### WHAT YOU ARE ASKED TO DO
Copy every line that contains the string "title" from the entries below.

** Start LISTED ENTRIES **

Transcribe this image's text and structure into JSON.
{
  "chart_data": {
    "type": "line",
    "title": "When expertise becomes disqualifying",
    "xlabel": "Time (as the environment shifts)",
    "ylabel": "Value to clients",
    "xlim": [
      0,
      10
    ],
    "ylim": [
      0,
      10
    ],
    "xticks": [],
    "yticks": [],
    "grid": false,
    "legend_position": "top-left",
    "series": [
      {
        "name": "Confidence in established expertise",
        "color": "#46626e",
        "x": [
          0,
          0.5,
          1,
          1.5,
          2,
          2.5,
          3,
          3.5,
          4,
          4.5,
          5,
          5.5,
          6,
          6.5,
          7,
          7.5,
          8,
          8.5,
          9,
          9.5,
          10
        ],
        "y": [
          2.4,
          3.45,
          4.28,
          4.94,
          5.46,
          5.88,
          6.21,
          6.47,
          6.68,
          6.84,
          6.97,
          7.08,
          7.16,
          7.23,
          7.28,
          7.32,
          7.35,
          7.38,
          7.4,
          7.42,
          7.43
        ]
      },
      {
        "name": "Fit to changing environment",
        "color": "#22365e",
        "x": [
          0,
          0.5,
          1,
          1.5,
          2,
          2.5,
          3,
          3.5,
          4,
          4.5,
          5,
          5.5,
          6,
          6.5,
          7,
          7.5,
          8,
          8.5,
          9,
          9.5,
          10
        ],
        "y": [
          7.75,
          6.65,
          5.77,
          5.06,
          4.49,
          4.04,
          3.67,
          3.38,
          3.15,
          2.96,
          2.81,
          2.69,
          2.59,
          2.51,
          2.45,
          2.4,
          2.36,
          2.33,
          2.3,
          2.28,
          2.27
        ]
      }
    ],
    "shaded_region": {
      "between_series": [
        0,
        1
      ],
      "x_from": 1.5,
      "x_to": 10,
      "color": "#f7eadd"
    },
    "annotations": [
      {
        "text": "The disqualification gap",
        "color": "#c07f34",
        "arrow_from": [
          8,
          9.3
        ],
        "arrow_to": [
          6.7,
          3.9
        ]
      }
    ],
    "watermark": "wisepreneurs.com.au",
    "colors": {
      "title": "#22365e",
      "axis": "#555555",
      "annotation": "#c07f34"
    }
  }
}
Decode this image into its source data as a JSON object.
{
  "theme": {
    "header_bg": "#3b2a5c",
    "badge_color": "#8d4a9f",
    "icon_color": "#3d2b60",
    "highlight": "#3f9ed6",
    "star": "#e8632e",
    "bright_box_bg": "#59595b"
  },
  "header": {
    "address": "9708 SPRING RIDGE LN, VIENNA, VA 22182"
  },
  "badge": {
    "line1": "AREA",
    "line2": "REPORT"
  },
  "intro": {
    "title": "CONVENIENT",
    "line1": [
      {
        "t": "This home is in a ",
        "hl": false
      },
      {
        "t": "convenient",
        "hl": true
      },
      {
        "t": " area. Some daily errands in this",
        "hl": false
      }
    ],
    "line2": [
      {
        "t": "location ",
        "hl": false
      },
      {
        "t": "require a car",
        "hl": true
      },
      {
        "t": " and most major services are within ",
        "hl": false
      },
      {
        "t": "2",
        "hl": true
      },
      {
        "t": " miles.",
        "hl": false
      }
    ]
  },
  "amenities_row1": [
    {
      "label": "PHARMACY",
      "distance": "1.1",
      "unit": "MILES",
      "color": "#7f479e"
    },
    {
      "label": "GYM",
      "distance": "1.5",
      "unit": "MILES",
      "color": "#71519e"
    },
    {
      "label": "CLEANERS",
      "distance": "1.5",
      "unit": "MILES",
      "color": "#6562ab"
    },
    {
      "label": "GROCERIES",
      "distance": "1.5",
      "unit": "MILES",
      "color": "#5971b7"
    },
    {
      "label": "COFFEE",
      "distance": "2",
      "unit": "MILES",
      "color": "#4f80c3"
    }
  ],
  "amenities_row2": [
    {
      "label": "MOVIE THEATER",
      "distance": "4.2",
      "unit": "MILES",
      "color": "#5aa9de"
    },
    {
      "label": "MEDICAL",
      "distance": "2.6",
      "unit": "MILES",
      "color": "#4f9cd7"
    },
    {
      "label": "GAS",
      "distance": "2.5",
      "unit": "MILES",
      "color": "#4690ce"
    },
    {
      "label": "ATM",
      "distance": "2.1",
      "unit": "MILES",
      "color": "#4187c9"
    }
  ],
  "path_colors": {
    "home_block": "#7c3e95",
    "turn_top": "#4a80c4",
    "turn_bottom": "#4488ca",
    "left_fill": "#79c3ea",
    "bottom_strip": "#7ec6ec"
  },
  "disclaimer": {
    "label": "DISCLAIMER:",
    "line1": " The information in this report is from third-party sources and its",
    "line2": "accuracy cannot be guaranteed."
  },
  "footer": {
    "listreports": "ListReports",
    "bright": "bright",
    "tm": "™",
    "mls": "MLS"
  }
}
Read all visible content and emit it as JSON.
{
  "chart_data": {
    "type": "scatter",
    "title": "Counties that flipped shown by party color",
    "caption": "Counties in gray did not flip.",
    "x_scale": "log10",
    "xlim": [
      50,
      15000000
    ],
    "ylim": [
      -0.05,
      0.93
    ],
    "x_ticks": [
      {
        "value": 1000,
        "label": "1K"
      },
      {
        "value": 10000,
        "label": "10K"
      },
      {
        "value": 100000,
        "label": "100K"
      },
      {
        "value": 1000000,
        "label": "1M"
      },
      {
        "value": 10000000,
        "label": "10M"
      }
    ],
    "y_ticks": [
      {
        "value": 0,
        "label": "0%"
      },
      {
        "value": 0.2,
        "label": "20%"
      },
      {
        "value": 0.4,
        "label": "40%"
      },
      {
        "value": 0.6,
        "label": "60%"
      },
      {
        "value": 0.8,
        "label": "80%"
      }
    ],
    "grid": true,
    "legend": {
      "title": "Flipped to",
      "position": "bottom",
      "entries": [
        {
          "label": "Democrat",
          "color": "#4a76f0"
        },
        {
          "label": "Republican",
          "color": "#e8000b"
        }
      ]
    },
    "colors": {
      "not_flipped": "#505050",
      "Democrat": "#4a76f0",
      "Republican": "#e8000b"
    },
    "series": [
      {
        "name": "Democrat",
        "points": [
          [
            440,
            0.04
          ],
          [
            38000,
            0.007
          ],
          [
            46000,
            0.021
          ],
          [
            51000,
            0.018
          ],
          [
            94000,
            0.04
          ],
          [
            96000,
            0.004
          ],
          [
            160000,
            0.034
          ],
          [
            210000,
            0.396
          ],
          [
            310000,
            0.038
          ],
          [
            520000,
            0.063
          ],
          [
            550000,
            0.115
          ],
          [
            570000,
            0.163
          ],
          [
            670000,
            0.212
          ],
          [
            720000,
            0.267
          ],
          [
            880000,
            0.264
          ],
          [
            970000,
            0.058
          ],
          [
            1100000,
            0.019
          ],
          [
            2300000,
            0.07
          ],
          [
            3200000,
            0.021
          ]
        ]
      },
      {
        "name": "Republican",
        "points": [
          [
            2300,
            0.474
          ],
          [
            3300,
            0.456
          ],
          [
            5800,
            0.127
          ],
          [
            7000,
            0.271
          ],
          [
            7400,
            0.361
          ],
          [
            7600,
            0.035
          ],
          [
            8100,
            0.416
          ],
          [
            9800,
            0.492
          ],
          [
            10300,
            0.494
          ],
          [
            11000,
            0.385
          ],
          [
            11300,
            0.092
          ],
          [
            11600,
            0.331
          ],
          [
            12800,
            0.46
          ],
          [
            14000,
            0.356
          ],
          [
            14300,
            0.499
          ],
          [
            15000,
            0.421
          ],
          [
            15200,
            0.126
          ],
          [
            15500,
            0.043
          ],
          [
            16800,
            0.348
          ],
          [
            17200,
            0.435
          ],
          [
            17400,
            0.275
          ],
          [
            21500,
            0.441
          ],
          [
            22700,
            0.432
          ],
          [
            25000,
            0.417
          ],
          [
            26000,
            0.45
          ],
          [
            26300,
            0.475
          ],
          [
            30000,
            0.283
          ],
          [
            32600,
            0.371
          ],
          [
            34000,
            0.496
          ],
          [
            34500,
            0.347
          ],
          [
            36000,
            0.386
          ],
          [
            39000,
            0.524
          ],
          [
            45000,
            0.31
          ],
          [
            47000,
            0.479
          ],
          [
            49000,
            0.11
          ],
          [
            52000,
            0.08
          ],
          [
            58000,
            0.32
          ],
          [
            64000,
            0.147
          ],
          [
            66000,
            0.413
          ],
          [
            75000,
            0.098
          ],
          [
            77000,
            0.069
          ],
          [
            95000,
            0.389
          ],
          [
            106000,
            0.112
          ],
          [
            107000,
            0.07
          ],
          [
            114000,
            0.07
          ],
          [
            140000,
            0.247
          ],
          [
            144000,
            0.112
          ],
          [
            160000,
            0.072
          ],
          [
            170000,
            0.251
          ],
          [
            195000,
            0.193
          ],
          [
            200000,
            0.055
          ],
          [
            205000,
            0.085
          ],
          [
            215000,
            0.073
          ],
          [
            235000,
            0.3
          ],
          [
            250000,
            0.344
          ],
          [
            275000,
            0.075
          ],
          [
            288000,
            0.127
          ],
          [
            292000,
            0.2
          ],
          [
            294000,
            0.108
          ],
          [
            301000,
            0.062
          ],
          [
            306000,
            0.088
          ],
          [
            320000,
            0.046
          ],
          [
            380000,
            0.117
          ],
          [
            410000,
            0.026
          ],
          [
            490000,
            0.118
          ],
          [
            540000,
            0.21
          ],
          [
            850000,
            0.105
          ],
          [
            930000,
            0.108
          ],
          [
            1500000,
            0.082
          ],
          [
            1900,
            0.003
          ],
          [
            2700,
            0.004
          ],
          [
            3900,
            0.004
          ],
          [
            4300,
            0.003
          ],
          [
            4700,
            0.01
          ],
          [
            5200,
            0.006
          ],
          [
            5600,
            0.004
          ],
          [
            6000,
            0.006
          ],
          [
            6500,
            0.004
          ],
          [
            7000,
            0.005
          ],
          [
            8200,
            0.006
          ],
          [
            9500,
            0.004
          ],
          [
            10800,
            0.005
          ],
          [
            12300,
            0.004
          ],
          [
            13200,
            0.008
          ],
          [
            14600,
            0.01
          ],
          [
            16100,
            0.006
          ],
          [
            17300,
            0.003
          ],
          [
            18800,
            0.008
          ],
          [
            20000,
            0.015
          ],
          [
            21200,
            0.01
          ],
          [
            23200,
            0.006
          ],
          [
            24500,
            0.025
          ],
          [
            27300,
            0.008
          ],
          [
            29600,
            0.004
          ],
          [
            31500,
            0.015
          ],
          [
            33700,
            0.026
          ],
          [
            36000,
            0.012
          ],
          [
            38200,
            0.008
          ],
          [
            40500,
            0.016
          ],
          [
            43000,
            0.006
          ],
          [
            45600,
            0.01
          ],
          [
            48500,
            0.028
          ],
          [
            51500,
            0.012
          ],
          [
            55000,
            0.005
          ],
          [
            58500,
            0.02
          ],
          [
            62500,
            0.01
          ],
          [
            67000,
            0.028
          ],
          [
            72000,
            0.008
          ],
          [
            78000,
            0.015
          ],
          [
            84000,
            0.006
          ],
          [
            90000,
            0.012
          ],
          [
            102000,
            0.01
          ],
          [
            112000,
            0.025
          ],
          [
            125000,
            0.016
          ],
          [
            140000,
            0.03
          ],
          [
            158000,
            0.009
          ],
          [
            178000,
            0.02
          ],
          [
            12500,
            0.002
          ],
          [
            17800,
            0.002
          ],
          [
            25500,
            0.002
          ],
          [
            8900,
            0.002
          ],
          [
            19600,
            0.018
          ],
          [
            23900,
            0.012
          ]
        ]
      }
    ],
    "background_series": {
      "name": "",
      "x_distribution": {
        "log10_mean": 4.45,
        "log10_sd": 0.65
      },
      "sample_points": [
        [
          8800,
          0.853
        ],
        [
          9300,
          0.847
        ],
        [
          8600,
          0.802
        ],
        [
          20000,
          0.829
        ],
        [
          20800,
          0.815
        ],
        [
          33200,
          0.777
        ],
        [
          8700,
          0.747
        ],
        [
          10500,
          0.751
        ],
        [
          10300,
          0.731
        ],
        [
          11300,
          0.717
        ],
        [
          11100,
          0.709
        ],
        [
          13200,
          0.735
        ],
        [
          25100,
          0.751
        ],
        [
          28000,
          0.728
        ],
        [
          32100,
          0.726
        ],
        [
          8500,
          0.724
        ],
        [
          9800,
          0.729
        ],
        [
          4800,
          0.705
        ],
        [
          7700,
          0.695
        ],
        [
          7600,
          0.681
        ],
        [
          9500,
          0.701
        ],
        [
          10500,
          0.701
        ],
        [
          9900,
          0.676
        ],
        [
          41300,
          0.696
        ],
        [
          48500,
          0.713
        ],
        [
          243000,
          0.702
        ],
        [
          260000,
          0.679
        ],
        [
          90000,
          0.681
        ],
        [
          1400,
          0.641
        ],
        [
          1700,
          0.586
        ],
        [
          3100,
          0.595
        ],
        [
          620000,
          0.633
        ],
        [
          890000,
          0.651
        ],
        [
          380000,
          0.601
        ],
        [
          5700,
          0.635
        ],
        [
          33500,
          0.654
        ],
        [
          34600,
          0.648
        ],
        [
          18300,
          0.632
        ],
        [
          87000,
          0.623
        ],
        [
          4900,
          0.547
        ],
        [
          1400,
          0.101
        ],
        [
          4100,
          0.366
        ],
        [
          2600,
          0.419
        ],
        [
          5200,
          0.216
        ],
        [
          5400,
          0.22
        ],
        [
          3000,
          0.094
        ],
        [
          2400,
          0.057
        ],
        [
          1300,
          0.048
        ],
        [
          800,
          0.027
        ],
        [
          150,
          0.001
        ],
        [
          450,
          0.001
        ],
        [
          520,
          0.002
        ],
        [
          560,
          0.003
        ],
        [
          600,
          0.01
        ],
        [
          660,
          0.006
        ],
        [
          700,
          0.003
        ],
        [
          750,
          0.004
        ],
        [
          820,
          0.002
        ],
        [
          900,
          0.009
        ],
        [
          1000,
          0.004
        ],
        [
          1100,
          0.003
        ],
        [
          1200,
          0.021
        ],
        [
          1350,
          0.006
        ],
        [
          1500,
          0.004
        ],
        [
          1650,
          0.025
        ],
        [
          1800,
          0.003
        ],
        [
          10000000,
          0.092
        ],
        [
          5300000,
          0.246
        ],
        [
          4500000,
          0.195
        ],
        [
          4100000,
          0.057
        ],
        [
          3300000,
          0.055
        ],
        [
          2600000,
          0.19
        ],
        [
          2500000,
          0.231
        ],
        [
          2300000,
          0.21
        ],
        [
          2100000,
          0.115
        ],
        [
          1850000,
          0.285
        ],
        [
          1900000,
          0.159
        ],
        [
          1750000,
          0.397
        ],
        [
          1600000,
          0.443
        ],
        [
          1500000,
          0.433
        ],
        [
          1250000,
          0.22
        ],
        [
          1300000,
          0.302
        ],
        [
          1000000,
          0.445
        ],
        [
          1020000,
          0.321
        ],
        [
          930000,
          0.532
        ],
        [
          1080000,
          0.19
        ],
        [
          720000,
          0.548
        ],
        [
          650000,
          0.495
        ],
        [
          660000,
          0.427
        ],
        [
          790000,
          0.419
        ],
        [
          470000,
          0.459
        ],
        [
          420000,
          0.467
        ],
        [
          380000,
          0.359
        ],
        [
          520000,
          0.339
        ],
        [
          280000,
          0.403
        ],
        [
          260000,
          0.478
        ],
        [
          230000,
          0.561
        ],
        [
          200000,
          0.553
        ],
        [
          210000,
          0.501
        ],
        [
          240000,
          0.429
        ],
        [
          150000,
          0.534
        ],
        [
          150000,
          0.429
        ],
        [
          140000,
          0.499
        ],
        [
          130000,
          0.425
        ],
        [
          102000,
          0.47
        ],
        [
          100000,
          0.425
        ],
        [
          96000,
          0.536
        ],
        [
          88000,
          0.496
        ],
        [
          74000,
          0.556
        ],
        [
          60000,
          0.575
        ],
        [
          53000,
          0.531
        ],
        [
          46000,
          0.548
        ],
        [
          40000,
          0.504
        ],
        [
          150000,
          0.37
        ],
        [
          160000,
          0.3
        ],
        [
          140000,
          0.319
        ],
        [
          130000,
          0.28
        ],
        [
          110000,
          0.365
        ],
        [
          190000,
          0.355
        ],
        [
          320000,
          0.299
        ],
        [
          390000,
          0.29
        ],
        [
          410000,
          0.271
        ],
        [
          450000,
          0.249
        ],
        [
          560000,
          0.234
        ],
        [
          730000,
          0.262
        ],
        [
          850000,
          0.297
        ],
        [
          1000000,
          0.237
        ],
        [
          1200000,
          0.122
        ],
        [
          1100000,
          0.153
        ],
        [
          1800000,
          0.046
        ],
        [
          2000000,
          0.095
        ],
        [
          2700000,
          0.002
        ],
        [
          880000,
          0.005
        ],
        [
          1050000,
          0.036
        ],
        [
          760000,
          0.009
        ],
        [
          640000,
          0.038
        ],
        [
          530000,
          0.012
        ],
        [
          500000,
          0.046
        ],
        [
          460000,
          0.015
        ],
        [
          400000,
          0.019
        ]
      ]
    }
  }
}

** End LISTED ENTRIES **

### RESULT OF THE EXERCISE
    "title": "When expertise becomes disqualifying",
      "title": "#22365e",
    "title": "CONVENIENT",
    "title": "Counties that flipped shown by party color",
      "title": "Flipped to",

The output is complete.